====== SUPPLIED DATA
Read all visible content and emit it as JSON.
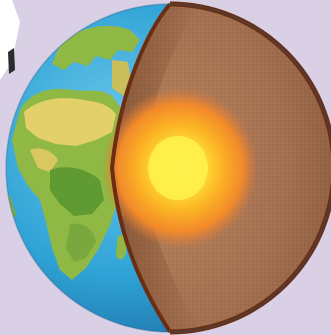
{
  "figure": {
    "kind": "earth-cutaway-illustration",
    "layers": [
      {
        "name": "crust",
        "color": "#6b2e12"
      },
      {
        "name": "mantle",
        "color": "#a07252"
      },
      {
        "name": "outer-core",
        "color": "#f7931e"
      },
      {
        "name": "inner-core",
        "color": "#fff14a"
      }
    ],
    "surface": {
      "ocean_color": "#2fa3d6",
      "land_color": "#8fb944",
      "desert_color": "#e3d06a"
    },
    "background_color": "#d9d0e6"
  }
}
============
====== SUPPLIED DATA
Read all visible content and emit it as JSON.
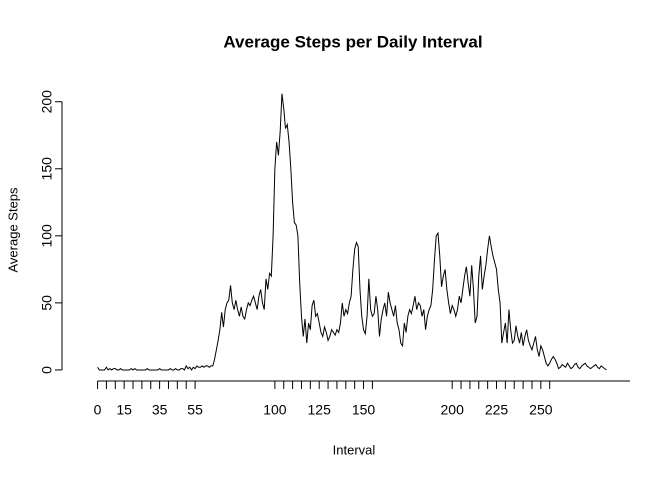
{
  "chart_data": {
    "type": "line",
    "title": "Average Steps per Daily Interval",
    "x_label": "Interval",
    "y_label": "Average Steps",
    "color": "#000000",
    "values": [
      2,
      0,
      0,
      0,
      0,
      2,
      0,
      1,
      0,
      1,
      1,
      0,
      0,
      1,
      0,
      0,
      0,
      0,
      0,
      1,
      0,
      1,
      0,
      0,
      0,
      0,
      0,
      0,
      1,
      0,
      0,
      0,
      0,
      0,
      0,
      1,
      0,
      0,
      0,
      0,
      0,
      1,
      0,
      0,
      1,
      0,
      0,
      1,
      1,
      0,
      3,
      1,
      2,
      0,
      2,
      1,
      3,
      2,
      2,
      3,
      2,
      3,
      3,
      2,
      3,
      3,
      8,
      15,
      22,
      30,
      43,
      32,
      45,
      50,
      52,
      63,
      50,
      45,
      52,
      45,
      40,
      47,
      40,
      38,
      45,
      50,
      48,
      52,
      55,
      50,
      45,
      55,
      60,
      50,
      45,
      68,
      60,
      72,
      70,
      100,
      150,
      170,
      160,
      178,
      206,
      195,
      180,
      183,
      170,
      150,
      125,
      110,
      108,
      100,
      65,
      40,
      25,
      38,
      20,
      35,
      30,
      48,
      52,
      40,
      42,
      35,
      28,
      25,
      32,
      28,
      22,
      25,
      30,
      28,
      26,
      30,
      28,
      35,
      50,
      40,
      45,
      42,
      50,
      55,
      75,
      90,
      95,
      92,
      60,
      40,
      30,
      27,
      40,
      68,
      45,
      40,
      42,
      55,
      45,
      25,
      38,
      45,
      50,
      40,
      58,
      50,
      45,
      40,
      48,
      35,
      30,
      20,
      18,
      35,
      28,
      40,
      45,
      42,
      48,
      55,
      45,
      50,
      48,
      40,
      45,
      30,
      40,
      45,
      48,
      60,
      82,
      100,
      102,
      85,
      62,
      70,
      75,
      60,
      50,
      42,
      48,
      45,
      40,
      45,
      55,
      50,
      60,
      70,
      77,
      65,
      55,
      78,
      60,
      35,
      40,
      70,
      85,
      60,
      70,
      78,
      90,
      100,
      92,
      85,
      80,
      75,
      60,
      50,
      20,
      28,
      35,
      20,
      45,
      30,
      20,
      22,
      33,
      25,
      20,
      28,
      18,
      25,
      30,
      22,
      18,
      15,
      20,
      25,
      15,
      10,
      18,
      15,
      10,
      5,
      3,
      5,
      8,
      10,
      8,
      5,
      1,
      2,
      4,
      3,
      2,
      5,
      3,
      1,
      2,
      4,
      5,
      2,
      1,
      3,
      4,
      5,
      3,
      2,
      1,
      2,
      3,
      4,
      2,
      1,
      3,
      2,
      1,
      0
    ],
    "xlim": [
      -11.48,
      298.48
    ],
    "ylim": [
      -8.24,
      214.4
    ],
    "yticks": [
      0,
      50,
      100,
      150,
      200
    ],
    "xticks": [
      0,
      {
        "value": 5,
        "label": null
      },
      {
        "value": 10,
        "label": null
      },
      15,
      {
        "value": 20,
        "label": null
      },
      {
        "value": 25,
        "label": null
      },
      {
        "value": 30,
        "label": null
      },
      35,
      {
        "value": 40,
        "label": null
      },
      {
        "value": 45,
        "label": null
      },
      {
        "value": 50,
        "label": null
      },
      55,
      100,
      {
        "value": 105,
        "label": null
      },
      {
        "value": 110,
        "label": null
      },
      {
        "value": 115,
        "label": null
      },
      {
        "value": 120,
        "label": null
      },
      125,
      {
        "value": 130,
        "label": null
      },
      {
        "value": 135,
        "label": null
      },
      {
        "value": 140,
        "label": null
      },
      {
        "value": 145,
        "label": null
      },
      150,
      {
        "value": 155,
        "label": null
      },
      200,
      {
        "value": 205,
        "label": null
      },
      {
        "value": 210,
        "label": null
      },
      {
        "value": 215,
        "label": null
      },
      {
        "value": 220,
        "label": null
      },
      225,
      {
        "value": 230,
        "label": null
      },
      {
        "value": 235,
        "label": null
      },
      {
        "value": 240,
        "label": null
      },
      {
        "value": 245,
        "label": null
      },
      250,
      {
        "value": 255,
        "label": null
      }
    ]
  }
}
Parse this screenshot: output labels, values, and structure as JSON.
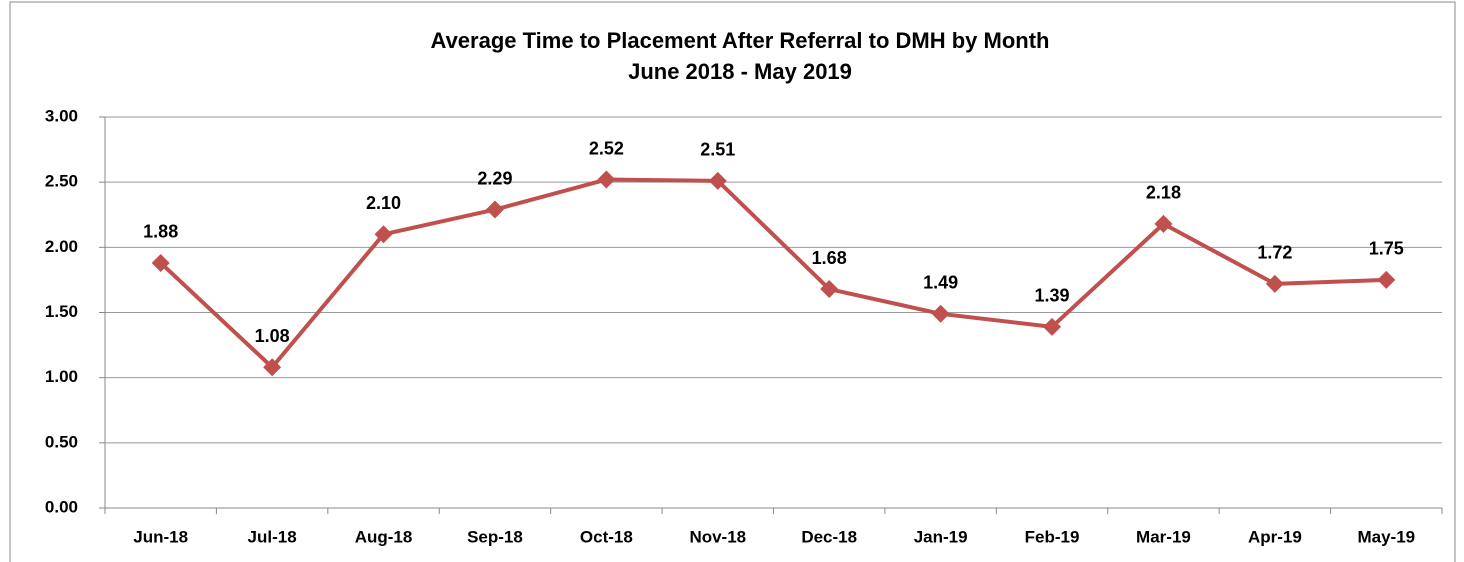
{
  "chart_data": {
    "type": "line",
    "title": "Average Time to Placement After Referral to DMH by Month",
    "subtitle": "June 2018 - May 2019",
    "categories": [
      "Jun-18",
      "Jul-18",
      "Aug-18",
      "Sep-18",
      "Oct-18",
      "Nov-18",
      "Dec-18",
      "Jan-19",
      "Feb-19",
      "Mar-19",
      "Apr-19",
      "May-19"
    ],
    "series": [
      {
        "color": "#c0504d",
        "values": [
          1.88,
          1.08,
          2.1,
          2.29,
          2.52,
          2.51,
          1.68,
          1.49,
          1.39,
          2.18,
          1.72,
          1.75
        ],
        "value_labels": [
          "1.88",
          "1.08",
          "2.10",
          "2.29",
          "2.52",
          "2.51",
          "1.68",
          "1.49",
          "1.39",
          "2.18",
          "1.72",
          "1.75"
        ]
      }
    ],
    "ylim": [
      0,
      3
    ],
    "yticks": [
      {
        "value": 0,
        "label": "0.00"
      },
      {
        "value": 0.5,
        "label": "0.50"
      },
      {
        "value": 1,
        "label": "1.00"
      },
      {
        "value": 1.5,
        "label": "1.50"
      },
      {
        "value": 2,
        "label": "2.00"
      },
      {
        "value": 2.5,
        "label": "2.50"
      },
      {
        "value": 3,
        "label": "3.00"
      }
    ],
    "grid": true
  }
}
============
**BRIEF:** Pull out all lines from the listing that contain the string "values".

**TASK SOLUTION:**
    "values": [
Parse this screenshot: output labels, values, and structure as JSON.
        "values": [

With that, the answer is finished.